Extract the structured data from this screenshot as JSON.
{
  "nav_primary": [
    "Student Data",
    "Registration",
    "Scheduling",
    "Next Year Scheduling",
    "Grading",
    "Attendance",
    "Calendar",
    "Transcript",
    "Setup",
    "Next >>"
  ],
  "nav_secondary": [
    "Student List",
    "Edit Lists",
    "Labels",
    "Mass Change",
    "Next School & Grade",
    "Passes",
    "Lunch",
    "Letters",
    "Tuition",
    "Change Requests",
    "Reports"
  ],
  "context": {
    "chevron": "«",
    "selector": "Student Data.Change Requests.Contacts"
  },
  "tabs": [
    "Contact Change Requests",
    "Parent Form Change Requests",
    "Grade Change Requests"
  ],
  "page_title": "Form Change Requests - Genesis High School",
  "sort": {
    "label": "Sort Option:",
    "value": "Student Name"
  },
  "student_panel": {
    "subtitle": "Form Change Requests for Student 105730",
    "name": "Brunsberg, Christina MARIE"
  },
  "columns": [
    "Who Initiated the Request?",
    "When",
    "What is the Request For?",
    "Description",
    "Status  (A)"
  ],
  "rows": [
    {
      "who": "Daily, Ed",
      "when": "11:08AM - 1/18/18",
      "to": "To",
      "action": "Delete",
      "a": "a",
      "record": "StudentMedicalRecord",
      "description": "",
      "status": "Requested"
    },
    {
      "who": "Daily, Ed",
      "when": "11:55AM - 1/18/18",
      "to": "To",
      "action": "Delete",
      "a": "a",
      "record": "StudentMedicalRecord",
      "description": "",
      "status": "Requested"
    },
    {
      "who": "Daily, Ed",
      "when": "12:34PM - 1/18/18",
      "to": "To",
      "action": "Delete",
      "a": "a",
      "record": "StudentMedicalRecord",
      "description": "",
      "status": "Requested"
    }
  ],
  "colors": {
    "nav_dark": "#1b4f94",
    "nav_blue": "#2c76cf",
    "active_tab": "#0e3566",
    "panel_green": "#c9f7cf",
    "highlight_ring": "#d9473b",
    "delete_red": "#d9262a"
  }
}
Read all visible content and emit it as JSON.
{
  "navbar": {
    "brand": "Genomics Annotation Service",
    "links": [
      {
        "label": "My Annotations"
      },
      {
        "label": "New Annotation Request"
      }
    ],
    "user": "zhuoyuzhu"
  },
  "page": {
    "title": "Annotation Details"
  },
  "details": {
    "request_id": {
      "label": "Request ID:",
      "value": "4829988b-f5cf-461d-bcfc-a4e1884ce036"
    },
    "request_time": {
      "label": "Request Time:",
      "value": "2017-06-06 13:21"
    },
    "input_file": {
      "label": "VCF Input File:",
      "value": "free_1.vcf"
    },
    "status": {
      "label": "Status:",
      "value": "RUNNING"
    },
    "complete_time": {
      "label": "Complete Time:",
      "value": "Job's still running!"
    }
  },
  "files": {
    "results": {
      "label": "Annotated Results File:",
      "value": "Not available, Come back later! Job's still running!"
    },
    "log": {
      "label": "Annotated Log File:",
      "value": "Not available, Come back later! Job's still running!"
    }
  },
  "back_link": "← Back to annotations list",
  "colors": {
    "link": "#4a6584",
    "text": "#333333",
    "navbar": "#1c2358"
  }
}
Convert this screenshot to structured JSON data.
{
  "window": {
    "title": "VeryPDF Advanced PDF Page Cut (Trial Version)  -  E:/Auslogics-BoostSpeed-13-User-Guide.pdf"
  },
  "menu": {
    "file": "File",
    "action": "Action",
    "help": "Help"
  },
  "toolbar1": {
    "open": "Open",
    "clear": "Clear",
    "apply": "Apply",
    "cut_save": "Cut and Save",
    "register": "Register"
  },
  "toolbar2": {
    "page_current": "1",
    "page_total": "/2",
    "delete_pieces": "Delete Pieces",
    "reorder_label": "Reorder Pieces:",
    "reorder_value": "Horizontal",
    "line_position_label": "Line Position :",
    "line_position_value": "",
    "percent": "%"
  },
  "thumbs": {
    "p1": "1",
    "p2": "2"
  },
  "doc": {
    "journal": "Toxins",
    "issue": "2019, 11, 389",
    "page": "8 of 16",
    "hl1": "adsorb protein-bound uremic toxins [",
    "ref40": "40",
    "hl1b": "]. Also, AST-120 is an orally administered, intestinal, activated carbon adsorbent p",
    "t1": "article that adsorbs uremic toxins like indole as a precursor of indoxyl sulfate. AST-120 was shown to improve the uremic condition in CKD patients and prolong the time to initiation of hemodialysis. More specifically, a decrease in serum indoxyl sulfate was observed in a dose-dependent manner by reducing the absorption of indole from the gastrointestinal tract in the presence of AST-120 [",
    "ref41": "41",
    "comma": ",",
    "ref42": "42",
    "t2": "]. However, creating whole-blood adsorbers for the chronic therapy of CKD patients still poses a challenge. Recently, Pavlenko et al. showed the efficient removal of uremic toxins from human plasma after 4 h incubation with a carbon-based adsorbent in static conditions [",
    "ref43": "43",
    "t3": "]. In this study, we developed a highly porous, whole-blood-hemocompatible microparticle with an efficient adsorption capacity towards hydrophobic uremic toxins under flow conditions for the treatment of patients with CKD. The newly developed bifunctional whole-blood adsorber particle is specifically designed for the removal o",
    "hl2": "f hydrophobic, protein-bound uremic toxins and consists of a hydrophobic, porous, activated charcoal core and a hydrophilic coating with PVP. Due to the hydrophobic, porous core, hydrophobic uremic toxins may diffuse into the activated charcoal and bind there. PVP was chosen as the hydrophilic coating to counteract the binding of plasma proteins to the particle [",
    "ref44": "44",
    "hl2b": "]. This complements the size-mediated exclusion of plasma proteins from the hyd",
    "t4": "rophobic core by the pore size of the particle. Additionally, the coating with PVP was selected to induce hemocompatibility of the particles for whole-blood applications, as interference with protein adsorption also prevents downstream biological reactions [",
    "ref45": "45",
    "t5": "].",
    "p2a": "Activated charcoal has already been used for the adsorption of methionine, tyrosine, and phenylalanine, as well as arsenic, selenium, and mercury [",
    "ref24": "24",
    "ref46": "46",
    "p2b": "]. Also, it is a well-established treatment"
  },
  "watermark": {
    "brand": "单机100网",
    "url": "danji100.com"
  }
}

........

▶ TASK TO COMPLETE
Using the material above, report each line where "brand" occurs.

▶ TASK RESPONSE
    "brand": "Genomics Annotation Service",
    "brand": "单机100网",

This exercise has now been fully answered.